What is needed: Copy each line that has the string "Register" somewhere in it.

Task inputs:
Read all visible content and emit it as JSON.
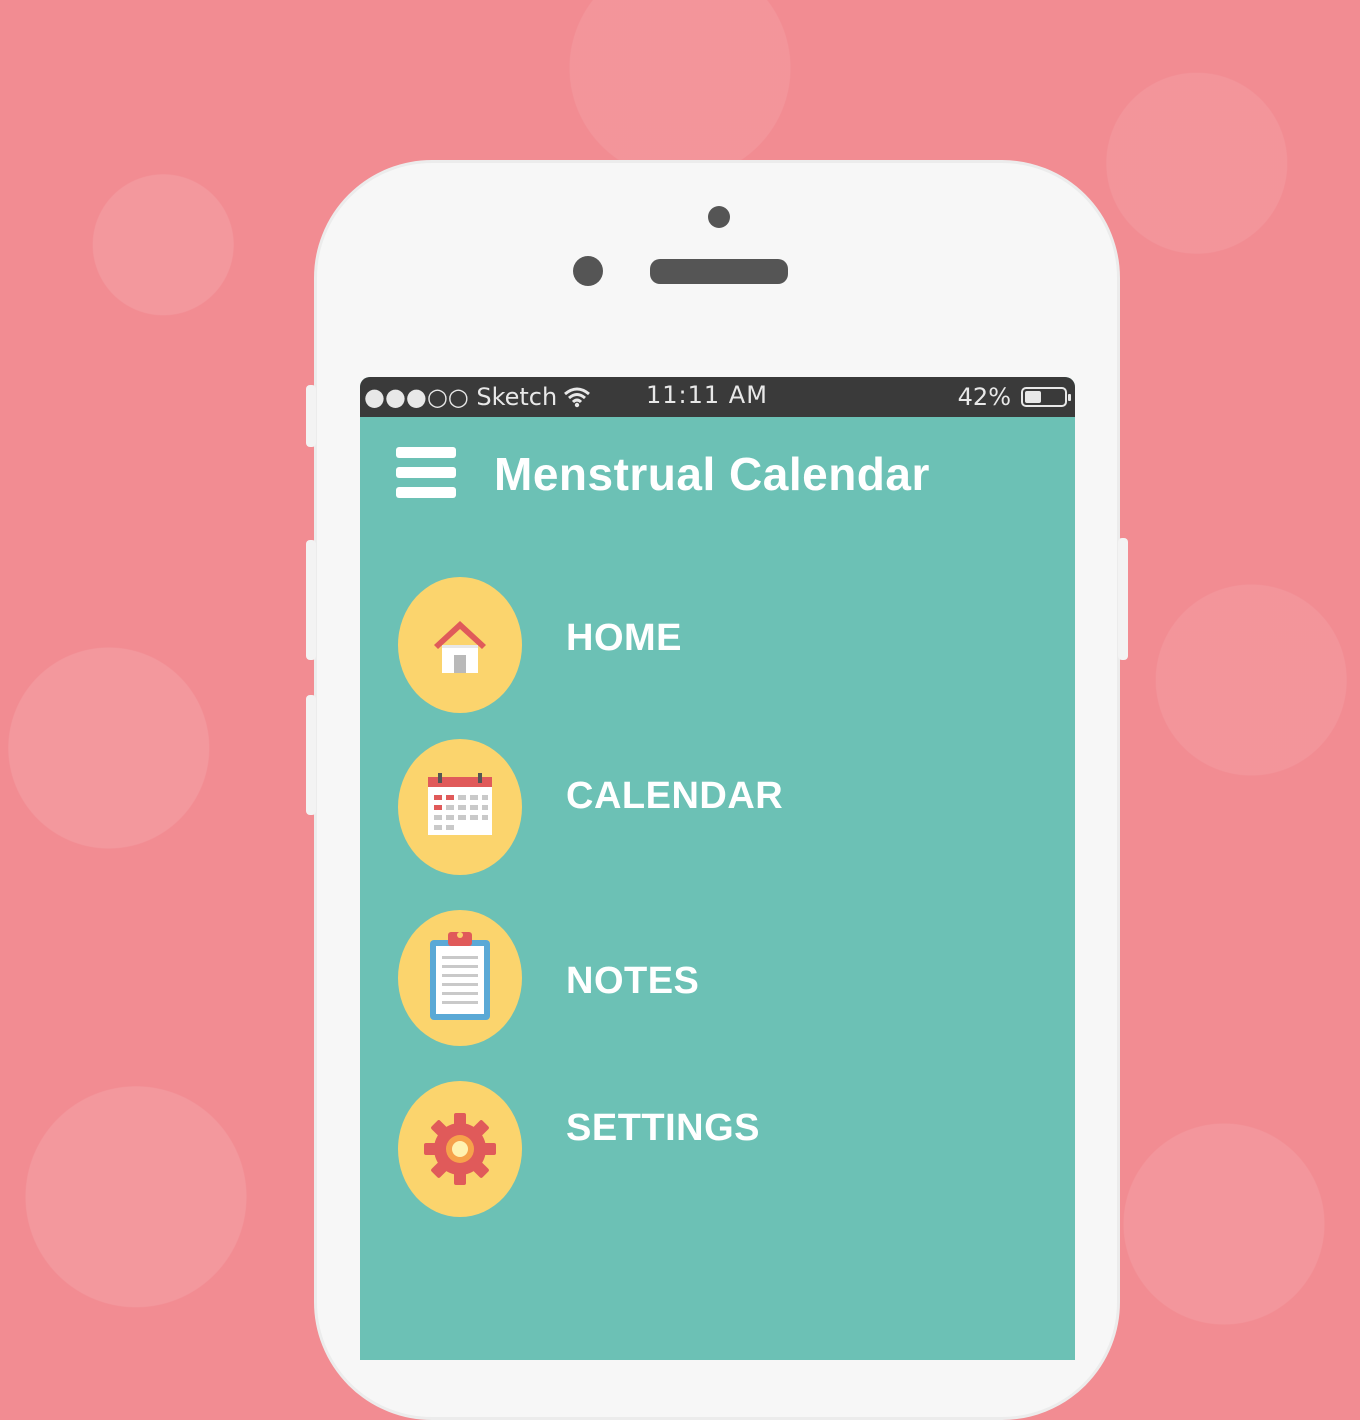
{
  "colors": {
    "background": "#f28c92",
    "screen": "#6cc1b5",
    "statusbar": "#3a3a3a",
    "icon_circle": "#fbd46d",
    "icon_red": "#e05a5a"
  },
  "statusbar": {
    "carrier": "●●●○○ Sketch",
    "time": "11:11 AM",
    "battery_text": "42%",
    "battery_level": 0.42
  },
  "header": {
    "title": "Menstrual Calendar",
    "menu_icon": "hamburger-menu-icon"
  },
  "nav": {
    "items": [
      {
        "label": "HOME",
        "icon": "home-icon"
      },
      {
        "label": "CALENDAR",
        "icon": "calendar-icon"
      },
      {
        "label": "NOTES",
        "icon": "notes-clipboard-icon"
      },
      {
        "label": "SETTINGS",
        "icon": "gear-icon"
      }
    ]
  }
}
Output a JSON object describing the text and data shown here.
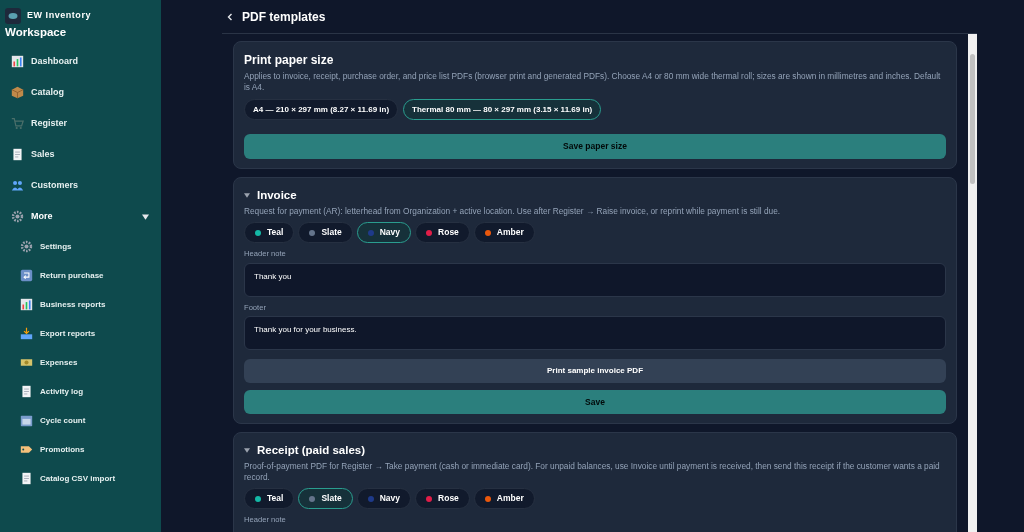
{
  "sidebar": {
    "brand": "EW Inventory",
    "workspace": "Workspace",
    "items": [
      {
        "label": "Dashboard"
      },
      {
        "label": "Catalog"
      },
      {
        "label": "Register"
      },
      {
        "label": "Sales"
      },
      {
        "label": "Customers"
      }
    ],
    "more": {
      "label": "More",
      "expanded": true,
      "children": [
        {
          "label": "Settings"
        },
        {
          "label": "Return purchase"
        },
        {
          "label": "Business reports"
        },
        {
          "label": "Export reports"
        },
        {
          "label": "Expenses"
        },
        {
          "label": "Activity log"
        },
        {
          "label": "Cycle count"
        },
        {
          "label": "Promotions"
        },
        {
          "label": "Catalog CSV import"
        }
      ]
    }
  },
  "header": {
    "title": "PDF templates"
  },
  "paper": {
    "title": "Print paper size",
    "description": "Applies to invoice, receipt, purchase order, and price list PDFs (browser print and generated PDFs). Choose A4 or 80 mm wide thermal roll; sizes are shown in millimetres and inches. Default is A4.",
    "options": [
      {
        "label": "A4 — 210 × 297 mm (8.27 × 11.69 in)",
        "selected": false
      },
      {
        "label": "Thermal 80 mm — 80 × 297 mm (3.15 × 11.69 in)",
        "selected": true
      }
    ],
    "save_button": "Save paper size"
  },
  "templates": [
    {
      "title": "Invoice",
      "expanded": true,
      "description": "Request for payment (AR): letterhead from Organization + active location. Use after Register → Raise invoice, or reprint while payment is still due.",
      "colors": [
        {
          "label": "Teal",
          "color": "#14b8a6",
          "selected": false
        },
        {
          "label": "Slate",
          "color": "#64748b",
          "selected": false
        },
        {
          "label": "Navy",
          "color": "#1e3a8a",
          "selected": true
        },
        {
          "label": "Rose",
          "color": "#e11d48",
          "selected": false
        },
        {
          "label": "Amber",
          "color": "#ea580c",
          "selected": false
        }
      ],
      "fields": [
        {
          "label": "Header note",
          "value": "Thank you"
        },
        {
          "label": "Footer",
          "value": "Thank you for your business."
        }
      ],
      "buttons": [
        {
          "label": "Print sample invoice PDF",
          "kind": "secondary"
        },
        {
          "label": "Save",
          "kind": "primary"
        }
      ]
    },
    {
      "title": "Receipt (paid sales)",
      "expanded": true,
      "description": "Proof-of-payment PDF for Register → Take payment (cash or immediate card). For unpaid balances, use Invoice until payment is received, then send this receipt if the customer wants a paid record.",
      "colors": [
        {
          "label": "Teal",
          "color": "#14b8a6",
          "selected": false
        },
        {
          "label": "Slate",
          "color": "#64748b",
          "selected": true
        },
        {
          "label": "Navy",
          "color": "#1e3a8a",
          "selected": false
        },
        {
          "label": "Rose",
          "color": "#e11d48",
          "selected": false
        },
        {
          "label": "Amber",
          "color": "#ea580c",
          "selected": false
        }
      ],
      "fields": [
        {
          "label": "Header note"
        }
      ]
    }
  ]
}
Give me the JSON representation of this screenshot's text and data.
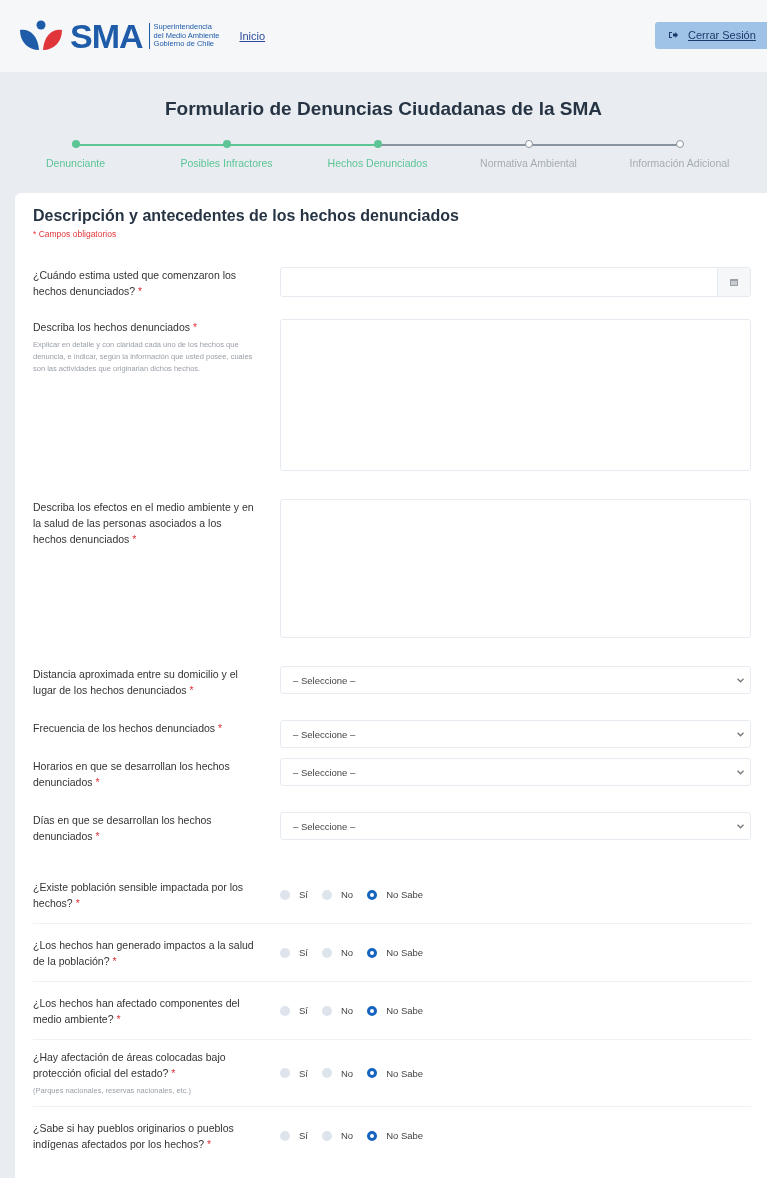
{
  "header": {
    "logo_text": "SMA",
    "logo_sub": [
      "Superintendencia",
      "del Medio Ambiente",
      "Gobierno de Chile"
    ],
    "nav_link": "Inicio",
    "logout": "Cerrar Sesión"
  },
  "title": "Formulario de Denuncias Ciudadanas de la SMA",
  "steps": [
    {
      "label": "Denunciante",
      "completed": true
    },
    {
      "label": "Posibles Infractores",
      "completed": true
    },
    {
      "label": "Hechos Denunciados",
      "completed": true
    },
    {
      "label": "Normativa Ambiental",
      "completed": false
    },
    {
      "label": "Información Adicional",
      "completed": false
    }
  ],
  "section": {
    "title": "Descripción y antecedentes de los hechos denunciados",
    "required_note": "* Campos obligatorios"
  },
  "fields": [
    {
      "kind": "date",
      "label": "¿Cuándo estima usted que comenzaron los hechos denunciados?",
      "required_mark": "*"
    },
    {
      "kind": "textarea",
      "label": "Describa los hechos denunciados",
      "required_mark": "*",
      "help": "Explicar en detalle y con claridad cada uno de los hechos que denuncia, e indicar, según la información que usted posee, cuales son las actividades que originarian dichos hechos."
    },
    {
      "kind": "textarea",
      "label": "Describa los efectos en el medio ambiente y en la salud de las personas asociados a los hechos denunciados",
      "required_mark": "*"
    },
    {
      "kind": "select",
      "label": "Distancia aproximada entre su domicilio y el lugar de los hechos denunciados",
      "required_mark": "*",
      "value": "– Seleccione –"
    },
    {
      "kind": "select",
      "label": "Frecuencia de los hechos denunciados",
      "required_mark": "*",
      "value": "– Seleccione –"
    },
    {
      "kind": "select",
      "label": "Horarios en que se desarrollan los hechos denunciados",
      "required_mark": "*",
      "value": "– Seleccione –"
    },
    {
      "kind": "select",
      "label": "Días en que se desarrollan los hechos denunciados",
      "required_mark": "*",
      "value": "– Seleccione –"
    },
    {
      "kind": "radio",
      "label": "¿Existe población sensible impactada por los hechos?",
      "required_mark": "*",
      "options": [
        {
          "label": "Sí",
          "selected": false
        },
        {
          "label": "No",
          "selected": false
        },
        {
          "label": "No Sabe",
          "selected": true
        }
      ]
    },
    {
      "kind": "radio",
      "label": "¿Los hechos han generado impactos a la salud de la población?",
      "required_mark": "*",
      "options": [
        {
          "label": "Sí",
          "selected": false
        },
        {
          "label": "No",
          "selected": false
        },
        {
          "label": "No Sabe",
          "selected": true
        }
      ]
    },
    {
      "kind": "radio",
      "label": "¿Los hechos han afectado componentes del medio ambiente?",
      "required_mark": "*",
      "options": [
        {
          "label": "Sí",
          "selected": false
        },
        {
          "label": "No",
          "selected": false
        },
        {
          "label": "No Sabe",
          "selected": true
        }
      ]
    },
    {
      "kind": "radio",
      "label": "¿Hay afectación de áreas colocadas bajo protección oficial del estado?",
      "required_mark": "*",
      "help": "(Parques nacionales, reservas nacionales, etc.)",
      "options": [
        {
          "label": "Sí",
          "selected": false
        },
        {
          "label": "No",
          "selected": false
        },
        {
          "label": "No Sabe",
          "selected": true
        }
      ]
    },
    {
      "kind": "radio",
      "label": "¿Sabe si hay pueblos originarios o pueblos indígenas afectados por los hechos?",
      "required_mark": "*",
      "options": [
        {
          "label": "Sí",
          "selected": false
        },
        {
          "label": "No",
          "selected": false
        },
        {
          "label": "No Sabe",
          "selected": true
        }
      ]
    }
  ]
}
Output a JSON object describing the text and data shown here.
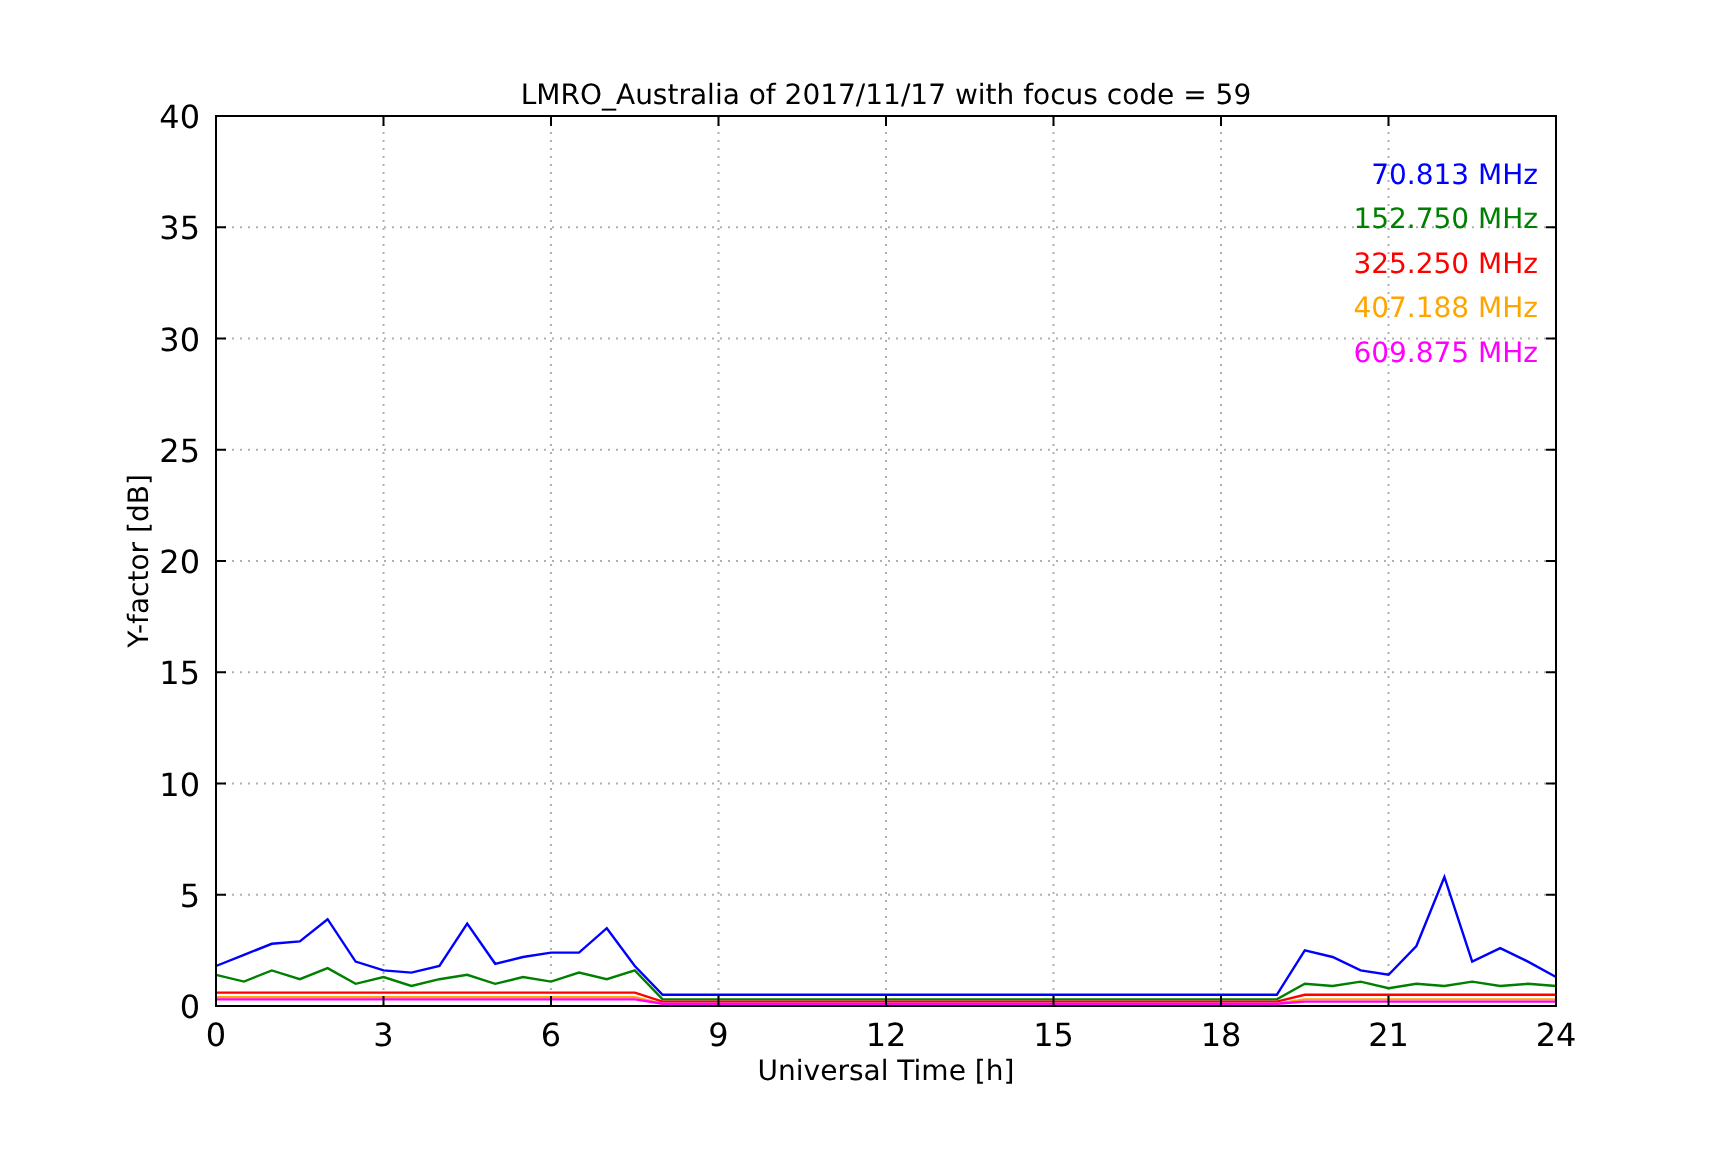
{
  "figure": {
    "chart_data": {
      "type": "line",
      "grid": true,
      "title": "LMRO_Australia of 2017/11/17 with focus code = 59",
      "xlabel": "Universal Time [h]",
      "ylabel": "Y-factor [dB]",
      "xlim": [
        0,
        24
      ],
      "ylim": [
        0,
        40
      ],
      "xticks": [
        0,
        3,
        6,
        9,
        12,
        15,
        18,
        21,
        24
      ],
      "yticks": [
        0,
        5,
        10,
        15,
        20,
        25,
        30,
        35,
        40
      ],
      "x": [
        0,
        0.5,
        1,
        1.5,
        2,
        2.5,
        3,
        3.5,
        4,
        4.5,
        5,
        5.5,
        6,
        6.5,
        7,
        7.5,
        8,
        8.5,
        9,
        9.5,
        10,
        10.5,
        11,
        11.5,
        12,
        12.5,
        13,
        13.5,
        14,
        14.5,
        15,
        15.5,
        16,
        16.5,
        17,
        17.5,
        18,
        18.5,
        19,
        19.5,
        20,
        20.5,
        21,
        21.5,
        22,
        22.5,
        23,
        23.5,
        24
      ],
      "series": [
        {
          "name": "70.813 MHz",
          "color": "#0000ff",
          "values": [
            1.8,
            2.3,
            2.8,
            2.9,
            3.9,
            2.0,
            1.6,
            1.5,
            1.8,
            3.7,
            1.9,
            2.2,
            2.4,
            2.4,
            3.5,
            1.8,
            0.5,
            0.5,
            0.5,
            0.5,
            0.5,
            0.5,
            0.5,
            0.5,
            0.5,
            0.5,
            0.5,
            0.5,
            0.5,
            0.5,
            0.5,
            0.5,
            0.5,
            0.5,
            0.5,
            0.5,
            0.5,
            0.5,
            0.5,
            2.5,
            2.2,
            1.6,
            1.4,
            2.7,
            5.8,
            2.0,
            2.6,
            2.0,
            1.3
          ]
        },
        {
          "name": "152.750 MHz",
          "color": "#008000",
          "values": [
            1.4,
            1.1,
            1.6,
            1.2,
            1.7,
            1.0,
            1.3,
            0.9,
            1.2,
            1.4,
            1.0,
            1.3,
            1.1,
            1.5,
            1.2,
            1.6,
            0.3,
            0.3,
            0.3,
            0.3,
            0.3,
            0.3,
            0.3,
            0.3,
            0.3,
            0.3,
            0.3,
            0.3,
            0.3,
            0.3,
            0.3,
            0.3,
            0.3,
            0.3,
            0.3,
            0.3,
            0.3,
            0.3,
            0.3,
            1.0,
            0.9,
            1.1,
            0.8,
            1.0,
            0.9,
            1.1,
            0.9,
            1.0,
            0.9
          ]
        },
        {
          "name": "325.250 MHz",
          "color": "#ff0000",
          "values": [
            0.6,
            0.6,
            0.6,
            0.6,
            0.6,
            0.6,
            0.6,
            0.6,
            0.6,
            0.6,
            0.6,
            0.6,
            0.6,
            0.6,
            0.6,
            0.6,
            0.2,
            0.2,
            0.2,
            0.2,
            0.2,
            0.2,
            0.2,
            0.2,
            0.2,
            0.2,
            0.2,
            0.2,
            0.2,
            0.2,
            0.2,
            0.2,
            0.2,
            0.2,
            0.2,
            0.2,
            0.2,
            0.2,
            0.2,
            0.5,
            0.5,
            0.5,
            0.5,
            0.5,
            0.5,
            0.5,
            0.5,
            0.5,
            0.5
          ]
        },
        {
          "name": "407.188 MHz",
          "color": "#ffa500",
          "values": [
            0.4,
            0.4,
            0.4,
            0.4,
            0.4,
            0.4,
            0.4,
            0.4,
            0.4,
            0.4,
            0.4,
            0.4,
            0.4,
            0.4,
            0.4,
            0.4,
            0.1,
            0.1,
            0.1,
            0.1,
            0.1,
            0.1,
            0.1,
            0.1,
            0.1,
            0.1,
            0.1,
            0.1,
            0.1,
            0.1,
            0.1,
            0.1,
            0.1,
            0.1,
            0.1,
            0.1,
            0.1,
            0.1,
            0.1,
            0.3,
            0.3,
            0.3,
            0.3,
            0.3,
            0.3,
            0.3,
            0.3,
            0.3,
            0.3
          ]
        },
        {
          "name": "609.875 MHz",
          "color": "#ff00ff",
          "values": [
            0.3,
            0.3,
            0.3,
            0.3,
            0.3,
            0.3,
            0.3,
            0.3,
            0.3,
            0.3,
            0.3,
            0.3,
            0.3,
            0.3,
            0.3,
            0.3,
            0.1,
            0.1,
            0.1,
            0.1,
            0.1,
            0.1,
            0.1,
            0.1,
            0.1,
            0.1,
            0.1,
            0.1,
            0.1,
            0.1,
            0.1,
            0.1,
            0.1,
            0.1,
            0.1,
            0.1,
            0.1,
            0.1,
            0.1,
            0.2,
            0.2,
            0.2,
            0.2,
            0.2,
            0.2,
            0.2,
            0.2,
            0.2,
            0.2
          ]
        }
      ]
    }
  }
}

Solution to this task:
        "label": "Register"
      "description": "Request for payment (AR): letterhead from Organization + active location. Use after Register → Raise invoice, or reprint while payment is still due.",
      "description": "Proof-of-payment PDF for Register → Take payment (cash or immediate card). For unpaid balances, use Invoice until payment is received, then send this receipt if the customer wants a paid record.",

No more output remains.